### SOURCE MATERIAL
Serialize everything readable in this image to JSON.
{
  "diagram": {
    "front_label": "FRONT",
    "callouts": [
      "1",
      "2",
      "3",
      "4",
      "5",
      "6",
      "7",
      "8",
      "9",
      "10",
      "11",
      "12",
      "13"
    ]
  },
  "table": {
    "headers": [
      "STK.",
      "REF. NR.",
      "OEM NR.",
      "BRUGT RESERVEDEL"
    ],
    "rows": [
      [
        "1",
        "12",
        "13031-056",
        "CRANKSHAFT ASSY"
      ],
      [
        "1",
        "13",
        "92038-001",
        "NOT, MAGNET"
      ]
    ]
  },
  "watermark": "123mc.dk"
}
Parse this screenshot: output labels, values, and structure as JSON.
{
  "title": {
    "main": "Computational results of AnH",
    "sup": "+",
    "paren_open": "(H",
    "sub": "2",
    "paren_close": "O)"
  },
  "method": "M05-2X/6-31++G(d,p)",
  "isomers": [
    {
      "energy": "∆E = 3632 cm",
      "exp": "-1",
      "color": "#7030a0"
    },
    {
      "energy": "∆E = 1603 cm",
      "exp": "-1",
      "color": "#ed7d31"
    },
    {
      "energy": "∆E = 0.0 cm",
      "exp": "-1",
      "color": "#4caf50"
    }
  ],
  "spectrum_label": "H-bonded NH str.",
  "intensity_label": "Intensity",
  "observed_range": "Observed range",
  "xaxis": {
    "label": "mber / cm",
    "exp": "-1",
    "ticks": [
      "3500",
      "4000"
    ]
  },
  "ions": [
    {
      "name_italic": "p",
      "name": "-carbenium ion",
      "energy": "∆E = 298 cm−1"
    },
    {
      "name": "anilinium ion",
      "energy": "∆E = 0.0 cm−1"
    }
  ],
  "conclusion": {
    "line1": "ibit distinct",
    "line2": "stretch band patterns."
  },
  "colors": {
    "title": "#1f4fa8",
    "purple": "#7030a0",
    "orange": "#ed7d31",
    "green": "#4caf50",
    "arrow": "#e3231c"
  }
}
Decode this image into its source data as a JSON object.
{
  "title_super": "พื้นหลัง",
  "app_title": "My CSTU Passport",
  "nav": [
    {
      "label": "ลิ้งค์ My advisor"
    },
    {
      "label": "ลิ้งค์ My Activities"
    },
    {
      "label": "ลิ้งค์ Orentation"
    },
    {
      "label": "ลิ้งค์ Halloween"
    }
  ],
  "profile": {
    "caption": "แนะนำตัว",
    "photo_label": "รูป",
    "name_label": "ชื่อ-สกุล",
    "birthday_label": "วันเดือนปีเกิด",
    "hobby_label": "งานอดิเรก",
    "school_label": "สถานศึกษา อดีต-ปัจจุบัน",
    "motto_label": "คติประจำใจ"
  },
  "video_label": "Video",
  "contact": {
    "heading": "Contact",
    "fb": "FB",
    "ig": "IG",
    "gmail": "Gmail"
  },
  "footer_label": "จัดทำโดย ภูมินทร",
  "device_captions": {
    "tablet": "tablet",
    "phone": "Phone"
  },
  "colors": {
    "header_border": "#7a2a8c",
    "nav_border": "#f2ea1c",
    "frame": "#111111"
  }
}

### THE PROBLEM
Beginning at the line that holds "Decode this image", reproduce each line of the records above down to and including the last one.

### TASK OUTPUT
Decode this image into its source data as a JSON object.
{
  "title_super": "พื้นหลัง",
  "app_title": "My CSTU Passport",
  "nav": [
    {
      "label": "ลิ้งค์ My advisor"
    },
    {
      "label": "ลิ้งค์ My Activities"
    },
    {
      "label": "ลิ้งค์ Orentation"
    },
    {
      "label": "ลิ้งค์ Halloween"
    }
  ],
  "profile": {
    "caption": "แนะนำตัว",
    "photo_label": "รูป",
    "name_label": "ชื่อ-สกุล",
    "birthday_label": "วันเดือนปีเกิด",
    "hobby_label": "งานอดิเรก",
    "school_label": "สถานศึกษา อดีต-ปัจจุบัน",
    "motto_label": "คติประจำใจ"
  },
  "video_label": "Video",
  "contact": {
    "heading": "Contact",
    "fb": "FB",
    "ig": "IG",
    "gmail": "Gmail"
  },
  "footer_label": "จัดทำโดย ภูมินทร",
  "device_captions": {
    "tablet": "tablet",
    "phone": "Phone"
  },
  "colors": {
    "header_border": "#7a2a8c",
    "nav_border": "#f2ea1c",
    "frame": "#111111"
  }
}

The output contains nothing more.